## start INPUT

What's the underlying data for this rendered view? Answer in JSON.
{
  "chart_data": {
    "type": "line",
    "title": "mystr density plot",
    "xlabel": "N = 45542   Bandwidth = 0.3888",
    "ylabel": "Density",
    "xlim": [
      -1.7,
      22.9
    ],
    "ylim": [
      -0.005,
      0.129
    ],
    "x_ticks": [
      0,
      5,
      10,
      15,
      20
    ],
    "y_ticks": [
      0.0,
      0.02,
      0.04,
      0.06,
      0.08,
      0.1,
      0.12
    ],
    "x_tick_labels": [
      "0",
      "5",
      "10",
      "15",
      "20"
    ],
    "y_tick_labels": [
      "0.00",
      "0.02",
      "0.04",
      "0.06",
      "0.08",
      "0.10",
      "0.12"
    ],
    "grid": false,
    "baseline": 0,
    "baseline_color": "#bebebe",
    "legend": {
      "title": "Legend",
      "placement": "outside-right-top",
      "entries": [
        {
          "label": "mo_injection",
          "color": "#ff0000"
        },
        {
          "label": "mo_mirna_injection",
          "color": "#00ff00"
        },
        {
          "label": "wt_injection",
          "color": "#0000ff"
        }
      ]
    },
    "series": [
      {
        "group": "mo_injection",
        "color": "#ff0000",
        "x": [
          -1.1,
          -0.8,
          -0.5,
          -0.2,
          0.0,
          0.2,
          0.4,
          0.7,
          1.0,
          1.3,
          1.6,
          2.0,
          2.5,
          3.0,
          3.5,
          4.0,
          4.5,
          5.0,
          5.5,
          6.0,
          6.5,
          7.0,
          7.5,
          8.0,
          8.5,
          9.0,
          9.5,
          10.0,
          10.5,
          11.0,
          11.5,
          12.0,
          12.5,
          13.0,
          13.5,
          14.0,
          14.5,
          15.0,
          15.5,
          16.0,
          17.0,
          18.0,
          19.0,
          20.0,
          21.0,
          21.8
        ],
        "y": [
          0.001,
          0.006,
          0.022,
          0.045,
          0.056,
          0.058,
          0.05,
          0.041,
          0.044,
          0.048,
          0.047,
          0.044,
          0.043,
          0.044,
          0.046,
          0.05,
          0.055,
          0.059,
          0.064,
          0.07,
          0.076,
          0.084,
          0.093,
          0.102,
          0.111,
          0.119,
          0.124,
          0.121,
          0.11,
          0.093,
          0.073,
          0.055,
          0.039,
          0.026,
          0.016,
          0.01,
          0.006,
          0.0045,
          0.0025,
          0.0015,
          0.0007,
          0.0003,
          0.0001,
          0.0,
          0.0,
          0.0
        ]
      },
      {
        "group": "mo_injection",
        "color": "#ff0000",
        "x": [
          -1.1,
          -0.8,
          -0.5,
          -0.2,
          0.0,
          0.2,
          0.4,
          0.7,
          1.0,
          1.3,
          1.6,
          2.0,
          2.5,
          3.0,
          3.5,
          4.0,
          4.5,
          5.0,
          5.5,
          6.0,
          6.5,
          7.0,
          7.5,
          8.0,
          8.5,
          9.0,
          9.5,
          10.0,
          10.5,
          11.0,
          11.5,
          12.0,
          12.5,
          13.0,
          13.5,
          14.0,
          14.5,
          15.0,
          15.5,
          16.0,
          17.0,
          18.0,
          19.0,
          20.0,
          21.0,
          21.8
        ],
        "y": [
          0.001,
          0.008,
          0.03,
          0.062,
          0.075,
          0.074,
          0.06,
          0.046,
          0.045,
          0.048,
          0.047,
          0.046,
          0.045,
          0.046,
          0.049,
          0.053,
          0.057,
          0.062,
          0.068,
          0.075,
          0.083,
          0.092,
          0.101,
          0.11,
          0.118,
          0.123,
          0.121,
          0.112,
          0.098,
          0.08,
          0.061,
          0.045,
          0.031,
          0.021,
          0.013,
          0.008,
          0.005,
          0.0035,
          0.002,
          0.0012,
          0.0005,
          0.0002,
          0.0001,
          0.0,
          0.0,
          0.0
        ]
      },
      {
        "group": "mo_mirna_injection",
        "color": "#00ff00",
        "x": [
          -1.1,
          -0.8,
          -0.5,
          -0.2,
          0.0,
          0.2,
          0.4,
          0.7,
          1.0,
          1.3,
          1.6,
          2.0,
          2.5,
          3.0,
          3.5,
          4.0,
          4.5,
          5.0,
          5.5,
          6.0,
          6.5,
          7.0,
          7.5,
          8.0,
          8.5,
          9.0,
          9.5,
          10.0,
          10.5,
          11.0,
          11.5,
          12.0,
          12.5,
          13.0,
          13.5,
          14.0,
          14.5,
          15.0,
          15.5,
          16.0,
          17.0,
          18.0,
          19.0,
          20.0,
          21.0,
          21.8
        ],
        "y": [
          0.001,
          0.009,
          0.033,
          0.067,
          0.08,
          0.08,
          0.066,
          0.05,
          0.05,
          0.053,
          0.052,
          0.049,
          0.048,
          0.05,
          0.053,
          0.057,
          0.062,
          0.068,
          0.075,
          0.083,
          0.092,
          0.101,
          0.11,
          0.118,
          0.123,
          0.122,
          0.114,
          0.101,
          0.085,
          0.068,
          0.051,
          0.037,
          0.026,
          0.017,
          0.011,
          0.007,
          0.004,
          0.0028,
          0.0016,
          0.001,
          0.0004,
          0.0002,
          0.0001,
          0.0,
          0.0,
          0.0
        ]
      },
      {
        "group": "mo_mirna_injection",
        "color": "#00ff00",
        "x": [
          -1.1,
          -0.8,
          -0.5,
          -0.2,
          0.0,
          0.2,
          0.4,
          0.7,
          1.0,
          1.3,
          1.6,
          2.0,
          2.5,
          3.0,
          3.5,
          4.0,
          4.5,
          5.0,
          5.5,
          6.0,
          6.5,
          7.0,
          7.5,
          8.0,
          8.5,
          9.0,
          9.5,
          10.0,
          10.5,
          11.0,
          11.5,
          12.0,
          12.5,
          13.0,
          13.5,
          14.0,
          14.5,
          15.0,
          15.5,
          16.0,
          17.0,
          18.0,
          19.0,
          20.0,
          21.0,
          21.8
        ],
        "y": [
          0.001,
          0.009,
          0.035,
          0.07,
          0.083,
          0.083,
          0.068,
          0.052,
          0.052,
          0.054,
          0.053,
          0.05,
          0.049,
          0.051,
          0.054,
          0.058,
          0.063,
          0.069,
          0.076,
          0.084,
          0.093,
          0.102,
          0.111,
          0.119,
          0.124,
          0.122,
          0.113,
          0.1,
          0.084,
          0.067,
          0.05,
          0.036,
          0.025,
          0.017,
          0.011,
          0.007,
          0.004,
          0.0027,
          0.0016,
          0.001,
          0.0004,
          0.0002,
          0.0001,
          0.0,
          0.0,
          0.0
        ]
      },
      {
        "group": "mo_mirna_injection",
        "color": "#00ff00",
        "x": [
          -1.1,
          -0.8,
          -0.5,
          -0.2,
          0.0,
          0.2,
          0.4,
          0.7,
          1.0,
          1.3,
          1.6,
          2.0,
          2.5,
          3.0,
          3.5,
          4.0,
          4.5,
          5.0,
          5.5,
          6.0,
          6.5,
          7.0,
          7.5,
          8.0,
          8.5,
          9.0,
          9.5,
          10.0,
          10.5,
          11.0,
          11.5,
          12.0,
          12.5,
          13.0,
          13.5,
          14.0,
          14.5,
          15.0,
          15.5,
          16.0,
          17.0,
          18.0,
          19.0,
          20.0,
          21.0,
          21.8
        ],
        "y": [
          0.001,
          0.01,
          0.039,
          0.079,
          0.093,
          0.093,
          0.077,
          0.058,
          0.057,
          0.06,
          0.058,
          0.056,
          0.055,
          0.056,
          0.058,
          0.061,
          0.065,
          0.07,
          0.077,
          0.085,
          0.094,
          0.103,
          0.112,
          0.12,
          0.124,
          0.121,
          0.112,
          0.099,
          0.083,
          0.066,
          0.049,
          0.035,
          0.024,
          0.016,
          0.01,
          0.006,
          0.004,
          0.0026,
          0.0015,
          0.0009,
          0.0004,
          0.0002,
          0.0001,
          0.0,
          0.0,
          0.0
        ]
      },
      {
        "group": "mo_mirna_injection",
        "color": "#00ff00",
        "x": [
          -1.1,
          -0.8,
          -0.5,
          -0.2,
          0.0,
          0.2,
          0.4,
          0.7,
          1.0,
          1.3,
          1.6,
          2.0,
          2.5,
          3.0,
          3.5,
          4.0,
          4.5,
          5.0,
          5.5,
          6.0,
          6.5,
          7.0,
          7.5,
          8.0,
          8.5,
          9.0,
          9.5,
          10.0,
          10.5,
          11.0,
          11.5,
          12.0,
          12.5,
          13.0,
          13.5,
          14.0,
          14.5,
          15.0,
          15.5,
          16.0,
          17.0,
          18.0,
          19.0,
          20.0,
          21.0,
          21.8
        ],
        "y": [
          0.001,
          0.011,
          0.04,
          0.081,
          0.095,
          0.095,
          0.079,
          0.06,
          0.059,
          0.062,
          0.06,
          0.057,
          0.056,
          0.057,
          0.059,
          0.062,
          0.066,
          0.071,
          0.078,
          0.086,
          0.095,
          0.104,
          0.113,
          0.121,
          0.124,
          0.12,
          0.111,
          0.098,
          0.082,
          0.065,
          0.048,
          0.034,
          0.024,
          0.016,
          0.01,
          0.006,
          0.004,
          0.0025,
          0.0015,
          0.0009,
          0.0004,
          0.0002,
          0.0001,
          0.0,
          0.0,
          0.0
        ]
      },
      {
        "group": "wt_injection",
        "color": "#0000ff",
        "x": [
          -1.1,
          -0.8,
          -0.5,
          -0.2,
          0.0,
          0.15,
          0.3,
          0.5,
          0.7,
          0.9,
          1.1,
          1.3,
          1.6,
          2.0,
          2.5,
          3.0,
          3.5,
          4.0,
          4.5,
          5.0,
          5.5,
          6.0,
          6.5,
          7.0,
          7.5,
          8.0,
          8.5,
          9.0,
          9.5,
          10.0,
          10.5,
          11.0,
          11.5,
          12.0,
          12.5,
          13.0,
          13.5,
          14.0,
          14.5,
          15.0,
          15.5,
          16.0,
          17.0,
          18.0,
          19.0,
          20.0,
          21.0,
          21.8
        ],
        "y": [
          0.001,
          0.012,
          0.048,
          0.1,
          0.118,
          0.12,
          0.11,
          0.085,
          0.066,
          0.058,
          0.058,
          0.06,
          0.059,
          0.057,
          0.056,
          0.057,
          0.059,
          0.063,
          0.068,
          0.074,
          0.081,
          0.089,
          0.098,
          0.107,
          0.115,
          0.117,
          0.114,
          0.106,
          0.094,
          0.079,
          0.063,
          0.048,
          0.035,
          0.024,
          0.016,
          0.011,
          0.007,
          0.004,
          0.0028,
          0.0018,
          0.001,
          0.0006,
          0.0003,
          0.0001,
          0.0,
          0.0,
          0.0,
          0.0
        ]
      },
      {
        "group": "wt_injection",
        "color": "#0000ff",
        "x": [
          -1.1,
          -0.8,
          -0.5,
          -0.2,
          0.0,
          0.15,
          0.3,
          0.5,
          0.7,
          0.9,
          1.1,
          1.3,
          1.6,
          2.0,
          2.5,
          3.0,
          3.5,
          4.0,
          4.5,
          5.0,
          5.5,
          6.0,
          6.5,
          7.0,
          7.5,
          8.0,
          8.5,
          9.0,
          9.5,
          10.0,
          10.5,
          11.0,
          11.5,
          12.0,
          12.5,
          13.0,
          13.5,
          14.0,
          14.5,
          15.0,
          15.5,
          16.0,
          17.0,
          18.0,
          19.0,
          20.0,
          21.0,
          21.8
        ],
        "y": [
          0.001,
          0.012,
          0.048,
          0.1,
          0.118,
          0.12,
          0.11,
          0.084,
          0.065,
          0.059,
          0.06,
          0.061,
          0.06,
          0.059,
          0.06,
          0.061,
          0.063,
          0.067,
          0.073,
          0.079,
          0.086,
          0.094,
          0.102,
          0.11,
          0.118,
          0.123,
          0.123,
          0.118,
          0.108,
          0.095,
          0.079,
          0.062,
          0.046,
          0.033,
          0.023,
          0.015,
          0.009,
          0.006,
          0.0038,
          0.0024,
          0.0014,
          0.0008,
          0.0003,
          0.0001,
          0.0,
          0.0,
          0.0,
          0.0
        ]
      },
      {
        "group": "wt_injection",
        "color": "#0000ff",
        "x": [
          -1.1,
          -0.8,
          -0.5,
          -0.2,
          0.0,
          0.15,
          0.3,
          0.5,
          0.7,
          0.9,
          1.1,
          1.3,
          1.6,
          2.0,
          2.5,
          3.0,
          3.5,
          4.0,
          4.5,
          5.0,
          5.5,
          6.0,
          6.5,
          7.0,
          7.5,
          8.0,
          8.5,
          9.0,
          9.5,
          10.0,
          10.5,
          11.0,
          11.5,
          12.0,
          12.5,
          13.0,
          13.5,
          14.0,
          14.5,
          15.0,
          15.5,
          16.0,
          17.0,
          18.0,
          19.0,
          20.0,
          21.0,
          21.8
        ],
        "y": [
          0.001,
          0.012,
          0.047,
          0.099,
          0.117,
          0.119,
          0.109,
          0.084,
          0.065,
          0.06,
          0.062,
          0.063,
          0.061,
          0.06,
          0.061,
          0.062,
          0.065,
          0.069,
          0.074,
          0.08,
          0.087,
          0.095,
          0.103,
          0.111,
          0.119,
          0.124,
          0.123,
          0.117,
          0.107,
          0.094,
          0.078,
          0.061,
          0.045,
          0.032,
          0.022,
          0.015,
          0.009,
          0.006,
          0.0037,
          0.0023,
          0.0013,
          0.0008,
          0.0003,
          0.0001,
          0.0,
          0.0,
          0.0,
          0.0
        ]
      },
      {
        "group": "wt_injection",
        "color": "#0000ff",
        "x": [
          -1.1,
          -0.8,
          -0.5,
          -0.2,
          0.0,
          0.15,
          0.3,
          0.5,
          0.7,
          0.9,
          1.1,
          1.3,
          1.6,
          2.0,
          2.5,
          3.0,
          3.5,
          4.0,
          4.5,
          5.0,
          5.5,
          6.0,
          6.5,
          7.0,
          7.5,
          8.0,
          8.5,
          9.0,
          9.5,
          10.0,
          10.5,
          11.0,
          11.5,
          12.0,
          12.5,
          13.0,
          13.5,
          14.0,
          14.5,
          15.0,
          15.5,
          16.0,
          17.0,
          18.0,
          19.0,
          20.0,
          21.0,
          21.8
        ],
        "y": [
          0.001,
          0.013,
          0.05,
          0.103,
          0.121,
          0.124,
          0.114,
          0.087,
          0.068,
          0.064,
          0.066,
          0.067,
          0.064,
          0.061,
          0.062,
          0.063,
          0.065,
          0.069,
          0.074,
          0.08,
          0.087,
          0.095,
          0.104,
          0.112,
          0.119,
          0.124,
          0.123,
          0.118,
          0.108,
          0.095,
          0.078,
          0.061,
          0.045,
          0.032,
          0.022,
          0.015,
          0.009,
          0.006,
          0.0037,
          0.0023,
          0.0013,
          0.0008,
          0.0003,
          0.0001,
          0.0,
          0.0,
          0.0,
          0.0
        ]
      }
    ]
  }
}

## end INPUT

STATED PROBLEM: Give the number of lines in the records that contain the string "title", and nothing besides.

RESULT OF THIS TASK: 2